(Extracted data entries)
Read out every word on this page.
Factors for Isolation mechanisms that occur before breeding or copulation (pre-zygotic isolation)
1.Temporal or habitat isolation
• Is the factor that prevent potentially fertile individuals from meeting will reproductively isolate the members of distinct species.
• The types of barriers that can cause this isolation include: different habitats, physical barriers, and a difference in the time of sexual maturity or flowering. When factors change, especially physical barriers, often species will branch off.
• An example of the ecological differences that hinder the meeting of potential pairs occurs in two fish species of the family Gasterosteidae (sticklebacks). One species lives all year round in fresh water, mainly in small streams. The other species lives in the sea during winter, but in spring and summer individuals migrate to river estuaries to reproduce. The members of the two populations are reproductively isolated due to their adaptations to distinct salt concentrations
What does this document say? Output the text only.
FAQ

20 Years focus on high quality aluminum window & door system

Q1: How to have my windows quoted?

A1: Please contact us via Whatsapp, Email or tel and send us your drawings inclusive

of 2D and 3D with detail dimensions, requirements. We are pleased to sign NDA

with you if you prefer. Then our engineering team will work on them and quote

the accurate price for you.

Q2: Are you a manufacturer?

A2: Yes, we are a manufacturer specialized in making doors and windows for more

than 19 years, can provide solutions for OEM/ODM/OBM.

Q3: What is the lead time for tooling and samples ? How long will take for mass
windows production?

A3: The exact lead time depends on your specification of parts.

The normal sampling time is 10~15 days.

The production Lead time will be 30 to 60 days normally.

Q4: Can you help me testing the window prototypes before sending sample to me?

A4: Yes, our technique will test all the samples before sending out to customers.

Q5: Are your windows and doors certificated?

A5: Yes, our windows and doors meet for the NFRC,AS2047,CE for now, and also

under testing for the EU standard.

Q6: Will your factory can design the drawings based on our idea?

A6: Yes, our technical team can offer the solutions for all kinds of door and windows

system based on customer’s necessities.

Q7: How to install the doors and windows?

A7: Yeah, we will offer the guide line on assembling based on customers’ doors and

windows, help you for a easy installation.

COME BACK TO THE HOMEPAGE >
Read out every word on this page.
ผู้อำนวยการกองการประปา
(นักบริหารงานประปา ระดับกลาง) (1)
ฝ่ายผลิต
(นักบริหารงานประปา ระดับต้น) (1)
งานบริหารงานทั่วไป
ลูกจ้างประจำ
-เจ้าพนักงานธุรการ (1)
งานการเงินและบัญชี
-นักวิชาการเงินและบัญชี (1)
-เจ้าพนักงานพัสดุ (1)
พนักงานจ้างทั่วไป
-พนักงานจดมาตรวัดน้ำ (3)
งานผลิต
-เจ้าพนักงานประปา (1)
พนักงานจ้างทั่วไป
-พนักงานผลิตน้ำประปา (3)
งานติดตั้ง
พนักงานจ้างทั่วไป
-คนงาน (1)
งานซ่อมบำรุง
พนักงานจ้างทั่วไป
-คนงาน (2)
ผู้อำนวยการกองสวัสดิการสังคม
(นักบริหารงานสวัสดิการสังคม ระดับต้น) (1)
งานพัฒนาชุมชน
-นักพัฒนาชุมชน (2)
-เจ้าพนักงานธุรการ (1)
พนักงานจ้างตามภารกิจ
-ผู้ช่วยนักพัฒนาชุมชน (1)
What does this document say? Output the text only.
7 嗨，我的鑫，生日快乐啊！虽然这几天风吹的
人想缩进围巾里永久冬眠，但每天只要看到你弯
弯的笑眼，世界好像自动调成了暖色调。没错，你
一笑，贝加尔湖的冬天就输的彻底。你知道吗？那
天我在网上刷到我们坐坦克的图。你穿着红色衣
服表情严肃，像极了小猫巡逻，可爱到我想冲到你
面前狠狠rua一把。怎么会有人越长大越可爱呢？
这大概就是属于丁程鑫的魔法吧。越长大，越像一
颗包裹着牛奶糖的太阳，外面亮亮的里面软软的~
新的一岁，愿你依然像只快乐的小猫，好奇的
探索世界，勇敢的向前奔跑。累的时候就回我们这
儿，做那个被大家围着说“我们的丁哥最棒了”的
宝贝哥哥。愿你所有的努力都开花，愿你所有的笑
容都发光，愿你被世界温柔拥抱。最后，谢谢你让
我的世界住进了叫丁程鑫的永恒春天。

Problem statement: Copy each line that holds the word "ฒนาช".

The reply:
งานพัฒนาชุมชน
-นักพัฒนาชุมชน (2)
-ผู้ช่วยนักพัฒนาชุมชน (1)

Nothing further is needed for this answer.